— START OF Data section —

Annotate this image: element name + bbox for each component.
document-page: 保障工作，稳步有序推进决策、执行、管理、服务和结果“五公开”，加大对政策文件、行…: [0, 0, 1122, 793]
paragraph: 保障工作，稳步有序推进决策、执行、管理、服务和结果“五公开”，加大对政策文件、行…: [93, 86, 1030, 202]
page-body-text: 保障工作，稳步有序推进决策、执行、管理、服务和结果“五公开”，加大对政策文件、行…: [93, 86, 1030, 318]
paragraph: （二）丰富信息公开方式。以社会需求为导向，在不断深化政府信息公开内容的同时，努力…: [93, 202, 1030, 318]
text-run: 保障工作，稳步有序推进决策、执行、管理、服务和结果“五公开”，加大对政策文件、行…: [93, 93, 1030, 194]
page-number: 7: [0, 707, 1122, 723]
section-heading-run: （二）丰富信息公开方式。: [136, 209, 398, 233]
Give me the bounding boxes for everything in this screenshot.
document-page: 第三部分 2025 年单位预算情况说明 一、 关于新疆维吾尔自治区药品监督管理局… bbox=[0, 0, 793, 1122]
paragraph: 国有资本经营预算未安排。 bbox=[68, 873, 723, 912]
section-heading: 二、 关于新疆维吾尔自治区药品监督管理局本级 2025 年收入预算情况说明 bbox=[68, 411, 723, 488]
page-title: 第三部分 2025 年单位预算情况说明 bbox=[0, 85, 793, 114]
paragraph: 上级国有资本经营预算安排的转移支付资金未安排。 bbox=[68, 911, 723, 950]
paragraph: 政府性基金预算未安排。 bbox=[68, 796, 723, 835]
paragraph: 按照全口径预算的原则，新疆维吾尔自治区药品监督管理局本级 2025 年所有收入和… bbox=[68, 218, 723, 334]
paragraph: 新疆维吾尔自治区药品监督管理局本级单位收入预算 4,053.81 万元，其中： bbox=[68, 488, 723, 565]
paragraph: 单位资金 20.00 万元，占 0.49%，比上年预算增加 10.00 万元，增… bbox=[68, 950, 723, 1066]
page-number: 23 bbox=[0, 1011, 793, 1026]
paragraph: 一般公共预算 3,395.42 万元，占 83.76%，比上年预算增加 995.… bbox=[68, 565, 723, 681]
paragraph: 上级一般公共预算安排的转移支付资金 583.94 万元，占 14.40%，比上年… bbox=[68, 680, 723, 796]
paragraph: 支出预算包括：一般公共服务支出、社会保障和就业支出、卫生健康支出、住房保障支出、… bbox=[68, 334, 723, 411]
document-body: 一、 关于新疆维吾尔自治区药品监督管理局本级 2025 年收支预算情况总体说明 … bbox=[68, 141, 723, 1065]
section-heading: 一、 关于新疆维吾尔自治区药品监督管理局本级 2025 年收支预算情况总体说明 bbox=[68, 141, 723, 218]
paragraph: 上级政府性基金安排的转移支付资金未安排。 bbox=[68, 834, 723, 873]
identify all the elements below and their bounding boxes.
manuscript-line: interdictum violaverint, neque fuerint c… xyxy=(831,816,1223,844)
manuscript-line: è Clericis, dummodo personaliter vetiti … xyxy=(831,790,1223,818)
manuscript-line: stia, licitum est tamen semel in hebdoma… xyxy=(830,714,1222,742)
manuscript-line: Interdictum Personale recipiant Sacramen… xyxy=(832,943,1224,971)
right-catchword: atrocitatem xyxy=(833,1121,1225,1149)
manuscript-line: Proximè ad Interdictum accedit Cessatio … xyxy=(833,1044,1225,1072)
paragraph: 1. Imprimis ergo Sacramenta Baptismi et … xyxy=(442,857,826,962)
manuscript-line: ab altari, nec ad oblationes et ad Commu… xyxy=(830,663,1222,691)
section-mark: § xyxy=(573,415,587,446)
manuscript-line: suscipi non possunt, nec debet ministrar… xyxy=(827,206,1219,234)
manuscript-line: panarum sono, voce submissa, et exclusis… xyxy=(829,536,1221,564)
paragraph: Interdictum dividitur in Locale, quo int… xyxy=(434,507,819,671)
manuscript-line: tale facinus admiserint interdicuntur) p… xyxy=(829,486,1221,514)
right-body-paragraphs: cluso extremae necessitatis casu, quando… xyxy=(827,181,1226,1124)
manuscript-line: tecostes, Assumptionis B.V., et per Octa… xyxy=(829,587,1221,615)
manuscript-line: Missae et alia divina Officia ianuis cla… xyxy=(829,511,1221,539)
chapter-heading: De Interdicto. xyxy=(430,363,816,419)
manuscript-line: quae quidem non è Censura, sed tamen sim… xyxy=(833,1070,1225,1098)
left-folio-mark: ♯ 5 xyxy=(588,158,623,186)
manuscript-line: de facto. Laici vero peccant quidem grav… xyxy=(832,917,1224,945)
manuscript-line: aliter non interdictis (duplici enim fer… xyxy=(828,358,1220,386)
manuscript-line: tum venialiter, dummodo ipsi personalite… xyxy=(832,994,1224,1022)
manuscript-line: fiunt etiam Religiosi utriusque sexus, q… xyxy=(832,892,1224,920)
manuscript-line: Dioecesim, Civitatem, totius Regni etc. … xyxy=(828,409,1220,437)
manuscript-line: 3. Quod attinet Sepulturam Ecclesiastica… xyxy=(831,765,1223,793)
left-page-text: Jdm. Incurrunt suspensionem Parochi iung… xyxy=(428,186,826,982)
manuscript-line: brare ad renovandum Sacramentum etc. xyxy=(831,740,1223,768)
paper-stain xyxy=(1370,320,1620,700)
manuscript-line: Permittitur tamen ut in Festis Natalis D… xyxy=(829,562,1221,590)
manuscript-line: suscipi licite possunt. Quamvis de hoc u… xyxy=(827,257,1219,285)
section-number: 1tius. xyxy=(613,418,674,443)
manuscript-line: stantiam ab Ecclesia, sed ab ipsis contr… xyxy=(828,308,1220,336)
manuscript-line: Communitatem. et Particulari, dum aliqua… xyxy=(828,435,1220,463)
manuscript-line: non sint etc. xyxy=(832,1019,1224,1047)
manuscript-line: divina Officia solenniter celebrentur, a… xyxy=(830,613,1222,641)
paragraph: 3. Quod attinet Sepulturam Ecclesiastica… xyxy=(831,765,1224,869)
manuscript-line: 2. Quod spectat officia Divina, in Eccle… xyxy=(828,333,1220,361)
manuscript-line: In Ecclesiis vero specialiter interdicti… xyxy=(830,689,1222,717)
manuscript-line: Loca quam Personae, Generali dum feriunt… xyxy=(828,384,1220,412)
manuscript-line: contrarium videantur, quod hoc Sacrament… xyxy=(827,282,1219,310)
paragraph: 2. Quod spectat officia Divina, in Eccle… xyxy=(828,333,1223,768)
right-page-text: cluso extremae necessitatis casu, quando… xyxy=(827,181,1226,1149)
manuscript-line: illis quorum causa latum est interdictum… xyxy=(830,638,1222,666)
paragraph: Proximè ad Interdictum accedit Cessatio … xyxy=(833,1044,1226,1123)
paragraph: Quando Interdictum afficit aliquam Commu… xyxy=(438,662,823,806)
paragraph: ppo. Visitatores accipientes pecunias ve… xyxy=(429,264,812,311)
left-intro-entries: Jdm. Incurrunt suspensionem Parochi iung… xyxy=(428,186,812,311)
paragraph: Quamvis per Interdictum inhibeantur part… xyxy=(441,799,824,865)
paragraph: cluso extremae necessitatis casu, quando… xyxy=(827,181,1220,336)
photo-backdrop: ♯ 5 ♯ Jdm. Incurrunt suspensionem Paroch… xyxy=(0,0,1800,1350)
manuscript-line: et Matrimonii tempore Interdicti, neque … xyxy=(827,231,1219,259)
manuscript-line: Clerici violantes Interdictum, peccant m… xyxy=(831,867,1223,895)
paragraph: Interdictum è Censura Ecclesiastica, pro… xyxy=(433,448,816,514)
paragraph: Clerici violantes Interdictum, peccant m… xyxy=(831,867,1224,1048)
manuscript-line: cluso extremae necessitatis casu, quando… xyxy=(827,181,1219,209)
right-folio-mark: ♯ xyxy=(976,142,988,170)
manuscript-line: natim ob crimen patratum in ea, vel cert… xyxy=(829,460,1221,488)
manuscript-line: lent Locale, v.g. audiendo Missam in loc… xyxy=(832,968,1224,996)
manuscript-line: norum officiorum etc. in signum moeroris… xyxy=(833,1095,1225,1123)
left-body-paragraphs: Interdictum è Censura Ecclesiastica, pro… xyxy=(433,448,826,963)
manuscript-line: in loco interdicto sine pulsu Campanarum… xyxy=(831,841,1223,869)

— END OF Data section —

* _Aim of the task_:
Arrange the records, from their first line through the line containing "Give me the", as a Markdown table with the columns Row and Line. Number the rows, and leave out any blank lines.

* _Complete response_:
| Row | Line |
|---|---|
| 1 | Annotate this image: element name + bbox for each component. |
| 2 | document-page: 保障工作，稳步有序推进决策、执行、管理、服务和结果“五公开”，加大对政策文件、行…: [0, 0, 1122, 793] |
| 3 | paragraph: 保障工作，稳步有序推进决策、执行、管理、服务和结果“五公开”，加大对政策文件、行…: [93, 86, 1030, 202] |
| 4 | page-body-text: 保障工作，稳步有序推进决策、执行、管理、服务和结果“五公开”，加大对政策文件、行…: [93, 86, 1030, 318] |
| 5 | paragraph: （二）丰富信息公开方式。以社会需求为导向，在不断深化政府信息公开内容的同时，努力…: [93, 202, 1030, 318] |
| 6 | text-run: 保障工作，稳步有序推进决策、执行、管理、服务和结果“五公开”，加大对政策文件、行…: [93, 93, 1030, 194] |
| 7 | page-number: 7: [0, 707, 1122, 723] |
| 8 | section-heading-run: （二）丰富信息公开方式。: [136, 209, 398, 233] |
| 9 | Give me the bounding boxes for everything in this screenshot. |